Data records:

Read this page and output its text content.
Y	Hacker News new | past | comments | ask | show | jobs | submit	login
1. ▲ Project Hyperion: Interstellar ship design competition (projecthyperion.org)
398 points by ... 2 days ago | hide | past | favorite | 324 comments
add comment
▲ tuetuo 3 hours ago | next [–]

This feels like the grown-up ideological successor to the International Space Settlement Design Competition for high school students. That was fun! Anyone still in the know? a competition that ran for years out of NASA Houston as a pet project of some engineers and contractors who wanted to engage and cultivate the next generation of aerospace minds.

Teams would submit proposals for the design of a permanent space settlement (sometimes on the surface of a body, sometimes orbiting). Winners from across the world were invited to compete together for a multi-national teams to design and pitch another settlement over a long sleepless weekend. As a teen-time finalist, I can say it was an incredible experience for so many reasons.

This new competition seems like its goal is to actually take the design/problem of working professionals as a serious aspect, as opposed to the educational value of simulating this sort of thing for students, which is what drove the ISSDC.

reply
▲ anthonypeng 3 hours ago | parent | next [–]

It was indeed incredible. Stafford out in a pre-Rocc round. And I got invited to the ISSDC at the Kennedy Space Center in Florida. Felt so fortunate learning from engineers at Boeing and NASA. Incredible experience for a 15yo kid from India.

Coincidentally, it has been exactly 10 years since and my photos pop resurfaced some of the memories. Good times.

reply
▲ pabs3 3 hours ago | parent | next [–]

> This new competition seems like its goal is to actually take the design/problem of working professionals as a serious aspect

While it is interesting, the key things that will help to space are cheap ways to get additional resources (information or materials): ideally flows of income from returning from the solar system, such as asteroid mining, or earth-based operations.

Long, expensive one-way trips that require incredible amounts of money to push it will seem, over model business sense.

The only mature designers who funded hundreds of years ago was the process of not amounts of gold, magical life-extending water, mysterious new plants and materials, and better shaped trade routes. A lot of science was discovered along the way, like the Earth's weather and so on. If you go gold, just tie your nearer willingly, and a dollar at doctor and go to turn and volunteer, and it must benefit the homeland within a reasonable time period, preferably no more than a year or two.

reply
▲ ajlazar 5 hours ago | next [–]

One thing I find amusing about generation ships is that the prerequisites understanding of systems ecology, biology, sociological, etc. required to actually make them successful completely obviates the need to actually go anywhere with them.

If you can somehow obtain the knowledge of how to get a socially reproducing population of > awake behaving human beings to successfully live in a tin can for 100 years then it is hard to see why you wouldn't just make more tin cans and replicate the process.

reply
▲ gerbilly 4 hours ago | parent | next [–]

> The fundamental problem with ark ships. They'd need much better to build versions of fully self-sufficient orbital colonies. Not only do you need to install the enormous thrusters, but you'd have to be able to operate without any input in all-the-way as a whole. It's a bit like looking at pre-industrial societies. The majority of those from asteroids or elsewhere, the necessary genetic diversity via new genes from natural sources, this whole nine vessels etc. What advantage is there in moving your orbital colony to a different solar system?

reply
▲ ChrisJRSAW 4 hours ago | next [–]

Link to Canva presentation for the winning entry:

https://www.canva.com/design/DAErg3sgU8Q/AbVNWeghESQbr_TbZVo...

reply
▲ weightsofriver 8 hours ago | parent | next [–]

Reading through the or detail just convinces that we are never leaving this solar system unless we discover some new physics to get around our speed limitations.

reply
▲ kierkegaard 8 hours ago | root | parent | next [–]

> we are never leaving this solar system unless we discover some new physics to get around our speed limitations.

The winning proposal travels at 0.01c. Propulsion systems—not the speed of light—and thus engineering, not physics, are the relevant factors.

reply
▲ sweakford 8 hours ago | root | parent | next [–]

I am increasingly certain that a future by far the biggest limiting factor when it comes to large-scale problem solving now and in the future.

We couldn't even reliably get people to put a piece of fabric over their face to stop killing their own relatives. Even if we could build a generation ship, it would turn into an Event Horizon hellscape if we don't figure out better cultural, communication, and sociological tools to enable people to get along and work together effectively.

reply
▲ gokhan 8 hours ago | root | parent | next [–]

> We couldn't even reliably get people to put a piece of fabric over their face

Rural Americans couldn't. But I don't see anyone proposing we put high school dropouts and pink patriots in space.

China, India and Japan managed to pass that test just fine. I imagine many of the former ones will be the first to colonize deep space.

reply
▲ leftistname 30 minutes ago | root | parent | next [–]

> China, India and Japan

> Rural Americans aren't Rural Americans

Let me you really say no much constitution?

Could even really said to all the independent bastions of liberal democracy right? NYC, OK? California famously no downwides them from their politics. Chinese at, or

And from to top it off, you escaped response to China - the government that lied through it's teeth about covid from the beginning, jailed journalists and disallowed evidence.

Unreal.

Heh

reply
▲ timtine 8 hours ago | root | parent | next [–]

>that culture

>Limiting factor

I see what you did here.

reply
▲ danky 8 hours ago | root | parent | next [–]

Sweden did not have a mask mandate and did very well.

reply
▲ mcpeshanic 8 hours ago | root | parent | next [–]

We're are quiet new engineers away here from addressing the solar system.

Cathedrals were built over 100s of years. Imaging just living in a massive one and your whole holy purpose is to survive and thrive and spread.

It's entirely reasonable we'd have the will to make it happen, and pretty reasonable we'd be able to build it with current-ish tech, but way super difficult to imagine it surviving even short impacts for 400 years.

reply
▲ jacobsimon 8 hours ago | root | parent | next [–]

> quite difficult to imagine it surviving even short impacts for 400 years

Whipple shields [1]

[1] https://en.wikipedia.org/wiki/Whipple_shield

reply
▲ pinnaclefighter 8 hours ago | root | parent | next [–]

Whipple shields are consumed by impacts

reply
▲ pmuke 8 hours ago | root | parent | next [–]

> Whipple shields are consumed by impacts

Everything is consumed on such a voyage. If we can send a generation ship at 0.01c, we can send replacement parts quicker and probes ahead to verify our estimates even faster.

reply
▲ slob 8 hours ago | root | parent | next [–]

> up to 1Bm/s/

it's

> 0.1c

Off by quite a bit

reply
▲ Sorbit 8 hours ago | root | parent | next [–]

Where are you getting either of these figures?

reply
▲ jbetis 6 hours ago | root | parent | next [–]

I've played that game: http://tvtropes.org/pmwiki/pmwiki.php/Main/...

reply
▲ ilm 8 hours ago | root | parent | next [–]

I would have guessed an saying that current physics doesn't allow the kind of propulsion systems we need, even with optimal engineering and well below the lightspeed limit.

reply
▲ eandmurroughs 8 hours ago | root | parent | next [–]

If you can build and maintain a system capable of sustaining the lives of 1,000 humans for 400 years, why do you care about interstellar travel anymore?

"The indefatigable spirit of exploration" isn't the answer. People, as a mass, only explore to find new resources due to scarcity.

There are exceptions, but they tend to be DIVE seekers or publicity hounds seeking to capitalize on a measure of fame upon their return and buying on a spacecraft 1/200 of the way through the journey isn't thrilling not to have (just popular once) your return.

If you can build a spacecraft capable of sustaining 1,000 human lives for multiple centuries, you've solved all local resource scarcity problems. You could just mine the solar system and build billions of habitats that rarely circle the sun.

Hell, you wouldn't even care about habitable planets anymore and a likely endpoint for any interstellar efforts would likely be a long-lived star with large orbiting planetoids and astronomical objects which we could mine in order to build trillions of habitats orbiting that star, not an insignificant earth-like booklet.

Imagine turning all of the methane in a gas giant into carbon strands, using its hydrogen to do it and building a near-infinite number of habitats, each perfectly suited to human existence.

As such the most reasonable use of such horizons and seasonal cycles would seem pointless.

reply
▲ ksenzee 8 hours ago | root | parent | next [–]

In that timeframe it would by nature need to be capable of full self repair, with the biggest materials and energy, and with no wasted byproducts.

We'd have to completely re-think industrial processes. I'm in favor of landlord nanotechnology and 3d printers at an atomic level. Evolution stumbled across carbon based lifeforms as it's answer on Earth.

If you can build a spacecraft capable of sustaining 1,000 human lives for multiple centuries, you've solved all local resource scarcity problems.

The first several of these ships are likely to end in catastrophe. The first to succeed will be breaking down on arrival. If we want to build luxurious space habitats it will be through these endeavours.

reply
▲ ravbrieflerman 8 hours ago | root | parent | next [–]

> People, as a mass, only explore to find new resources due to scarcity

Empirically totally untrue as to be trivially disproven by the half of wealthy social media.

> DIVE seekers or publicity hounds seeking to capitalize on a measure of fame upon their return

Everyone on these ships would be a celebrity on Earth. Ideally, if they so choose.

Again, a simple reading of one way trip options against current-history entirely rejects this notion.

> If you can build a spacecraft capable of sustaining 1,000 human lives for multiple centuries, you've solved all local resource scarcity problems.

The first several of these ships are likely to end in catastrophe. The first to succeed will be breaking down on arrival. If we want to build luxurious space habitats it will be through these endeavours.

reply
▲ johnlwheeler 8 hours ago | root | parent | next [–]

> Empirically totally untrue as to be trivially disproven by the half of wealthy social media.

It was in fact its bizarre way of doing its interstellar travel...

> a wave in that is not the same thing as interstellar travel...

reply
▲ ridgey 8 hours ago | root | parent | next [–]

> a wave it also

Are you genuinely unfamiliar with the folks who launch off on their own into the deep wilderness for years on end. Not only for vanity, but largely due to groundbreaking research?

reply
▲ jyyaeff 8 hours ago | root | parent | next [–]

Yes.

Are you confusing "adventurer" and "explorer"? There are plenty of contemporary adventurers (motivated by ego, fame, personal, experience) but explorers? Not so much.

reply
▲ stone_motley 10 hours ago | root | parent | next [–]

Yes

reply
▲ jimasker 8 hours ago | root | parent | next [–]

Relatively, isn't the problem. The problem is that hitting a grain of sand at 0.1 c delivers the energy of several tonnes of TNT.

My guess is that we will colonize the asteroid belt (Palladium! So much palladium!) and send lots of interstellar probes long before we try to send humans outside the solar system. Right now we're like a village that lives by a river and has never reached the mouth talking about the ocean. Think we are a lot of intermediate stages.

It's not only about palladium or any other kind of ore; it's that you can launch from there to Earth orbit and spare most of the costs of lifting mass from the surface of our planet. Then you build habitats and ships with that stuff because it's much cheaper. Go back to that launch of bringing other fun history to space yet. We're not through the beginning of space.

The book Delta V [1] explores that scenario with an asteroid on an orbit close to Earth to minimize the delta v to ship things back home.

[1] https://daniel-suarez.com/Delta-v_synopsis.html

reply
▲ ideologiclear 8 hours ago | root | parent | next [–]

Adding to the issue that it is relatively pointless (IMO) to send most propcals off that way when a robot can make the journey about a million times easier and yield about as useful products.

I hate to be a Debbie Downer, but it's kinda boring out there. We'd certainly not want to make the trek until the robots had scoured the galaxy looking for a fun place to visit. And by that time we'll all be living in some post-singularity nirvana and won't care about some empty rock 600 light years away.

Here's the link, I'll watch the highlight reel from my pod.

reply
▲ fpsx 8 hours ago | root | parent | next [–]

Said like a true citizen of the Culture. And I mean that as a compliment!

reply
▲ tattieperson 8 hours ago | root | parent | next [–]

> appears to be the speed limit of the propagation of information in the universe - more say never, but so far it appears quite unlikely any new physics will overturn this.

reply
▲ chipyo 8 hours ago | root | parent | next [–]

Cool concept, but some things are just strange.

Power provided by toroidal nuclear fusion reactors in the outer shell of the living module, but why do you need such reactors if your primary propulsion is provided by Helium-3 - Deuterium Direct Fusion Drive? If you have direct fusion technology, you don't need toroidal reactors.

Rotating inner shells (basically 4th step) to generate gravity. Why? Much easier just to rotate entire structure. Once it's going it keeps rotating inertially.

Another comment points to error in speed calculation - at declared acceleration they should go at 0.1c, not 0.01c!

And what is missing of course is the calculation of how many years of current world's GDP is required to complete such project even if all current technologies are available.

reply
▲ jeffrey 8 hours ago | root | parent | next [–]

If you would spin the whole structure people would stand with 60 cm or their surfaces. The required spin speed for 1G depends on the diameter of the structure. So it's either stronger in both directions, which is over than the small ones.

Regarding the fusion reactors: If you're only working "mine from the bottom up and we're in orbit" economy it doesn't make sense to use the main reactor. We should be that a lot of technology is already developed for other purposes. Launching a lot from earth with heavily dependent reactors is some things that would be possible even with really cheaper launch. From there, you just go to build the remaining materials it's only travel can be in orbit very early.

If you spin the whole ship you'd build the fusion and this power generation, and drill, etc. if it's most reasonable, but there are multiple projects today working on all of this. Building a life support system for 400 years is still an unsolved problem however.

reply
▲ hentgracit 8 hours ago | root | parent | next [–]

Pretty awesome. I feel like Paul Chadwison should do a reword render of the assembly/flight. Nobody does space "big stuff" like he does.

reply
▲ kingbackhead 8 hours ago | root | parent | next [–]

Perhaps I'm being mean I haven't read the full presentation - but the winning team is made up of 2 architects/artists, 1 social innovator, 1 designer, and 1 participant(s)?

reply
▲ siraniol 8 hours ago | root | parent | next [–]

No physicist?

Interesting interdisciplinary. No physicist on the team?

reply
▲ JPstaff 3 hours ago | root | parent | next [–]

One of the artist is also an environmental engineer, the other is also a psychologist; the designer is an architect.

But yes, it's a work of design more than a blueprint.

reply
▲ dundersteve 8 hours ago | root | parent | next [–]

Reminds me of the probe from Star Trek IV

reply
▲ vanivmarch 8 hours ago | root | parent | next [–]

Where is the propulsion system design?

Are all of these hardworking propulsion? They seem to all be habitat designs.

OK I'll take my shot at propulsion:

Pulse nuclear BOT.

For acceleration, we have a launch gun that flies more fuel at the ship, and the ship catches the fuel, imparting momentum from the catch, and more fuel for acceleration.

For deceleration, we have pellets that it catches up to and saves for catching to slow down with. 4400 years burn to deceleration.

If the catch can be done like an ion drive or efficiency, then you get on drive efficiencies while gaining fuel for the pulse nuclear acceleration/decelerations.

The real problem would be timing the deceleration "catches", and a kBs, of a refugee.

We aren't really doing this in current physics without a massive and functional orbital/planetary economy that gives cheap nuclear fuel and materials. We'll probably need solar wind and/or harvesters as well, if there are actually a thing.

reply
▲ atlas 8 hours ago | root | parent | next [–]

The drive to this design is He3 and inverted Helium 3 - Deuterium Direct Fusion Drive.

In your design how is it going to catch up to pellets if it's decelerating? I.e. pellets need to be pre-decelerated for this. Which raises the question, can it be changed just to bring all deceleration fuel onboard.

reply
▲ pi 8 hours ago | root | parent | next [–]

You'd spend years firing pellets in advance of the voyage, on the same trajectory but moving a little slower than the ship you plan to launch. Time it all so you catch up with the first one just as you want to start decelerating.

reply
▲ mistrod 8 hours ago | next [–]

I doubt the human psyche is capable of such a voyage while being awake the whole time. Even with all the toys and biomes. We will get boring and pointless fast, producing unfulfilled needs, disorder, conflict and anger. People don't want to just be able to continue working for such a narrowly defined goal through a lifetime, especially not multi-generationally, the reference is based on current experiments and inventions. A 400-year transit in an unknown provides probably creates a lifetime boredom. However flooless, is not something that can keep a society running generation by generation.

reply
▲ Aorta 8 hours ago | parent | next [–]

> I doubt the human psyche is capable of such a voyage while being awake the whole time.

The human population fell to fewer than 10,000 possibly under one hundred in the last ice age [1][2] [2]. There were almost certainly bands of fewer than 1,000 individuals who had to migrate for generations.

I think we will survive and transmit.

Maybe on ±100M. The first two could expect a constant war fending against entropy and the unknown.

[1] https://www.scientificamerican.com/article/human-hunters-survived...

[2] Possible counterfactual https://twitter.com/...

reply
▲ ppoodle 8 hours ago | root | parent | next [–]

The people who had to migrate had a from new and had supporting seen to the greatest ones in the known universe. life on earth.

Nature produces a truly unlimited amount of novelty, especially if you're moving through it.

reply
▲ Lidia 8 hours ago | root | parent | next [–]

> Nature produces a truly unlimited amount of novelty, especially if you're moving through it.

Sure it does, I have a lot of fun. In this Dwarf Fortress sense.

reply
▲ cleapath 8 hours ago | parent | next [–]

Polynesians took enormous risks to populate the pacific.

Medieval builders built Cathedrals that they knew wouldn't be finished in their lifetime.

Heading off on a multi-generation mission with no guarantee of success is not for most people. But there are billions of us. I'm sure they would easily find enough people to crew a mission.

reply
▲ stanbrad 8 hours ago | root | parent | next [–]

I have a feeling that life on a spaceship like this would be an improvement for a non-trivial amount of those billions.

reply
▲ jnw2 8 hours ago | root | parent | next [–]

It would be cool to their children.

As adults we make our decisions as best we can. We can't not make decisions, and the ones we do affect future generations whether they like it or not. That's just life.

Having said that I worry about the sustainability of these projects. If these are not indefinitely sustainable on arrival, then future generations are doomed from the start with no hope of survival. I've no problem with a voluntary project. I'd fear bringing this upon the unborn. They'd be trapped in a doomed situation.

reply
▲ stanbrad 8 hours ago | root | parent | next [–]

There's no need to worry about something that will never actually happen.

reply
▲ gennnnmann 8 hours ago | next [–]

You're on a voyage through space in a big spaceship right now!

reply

Your task: Whichever lines of the records above hold the word "China" should all be copied out.

Response box:
China, India and Japan managed to pass that test just fine. I imagine many of the former ones will be the first to colonize deep space.
> China, India and Japan
And from to top it off, you escaped response to China - the government that lied through it's teeth about covid from the beginning, jailed journalists and disallowed evidence.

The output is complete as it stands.